● **Exercise data**

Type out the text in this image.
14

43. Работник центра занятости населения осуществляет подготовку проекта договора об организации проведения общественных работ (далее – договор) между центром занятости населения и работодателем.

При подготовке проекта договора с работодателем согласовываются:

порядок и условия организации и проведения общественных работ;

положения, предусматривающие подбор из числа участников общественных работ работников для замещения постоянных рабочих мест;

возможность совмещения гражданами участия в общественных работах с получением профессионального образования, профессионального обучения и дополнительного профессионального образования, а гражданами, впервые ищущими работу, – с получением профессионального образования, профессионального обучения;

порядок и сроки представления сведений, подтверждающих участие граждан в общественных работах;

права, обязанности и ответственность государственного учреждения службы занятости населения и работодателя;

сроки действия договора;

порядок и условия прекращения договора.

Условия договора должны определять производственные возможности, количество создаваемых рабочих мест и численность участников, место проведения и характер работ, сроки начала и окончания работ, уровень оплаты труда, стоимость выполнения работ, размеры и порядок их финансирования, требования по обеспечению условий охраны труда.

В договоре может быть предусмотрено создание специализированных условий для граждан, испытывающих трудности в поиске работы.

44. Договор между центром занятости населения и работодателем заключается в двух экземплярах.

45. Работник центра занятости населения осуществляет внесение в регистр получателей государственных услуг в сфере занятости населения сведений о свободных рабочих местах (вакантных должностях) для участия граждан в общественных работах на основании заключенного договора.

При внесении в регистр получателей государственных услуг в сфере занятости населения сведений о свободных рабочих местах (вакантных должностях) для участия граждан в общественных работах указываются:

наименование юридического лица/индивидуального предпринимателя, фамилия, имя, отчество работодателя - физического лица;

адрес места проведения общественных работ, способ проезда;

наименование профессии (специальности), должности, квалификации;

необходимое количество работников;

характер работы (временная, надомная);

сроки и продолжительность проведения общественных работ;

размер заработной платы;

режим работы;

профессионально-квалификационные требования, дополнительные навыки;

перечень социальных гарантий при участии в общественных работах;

● **Exercise directions**
Quote each line of the data above exactly as written.

● **Reply**
Type out the text in this image.
14

43. Работник центра занятости населения осуществляет подготовку проекта договора об организации проведения общественных работ (далее – договор) между центром занятости населения и работодателем.

При подготовке проекта договора с работодателем согласовываются:

порядок и условия организации и проведения общественных работ;

положения, предусматривающие подбор из числа участников общественных работ работников для замещения постоянных рабочих мест;

возможность совмещения гражданами участия в общественных работах с получением профессионального образования, профессионального обучения и дополнительного профессионального образования, а гражданами, впервые ищущими работу, – с получением профессионального образования, профессионального обучения;

порядок и сроки представления сведений, подтверждающих участие граждан в общественных работах;

права, обязанности и ответственность государственного учреждения службы занятости населения и работодателя;

сроки действия договора;

порядок и условия прекращения договора.

Условия договора должны определять производственные возможности, количество создаваемых рабочих мест и численность участников, место проведения и характер работ, сроки начала и окончания работ, уровень оплаты труда, стоимость выполнения работ, размеры и порядок их финансирования, требования по обеспечению условий охраны труда.

В договоре может быть предусмотрено создание специализированных условий для граждан, испытывающих трудности в поиске работы.

44. Договор между центром занятости населения и работодателем заключается в двух экземплярах.

45. Работник центра занятости населения осуществляет внесение в регистр получателей государственных услуг в сфере занятости населения сведений о свободных рабочих местах (вакантных должностях) для участия граждан в общественных работах на основании заключенного договора.

При внесении в регистр получателей государственных услуг в сфере занятости населения сведений о свободных рабочих местах (вакантных должностях) для участия граждан в общественных работах указываются:

наименование юридического лица/индивидуального предпринимателя, фамилия, имя, отчество работодателя - физического лица;

адрес места проведения общественных работ, способ проезда;

наименование профессии (специальности), должности, квалификации;

необходимое количество работников;

характер работы (временная, надомная);

сроки и продолжительность проведения общественных работ;

размер заработной платы;

режим работы;

профессионально-квалификационные требования, дополнительные навыки;

перечень социальных гарантий при участии в общественных работах;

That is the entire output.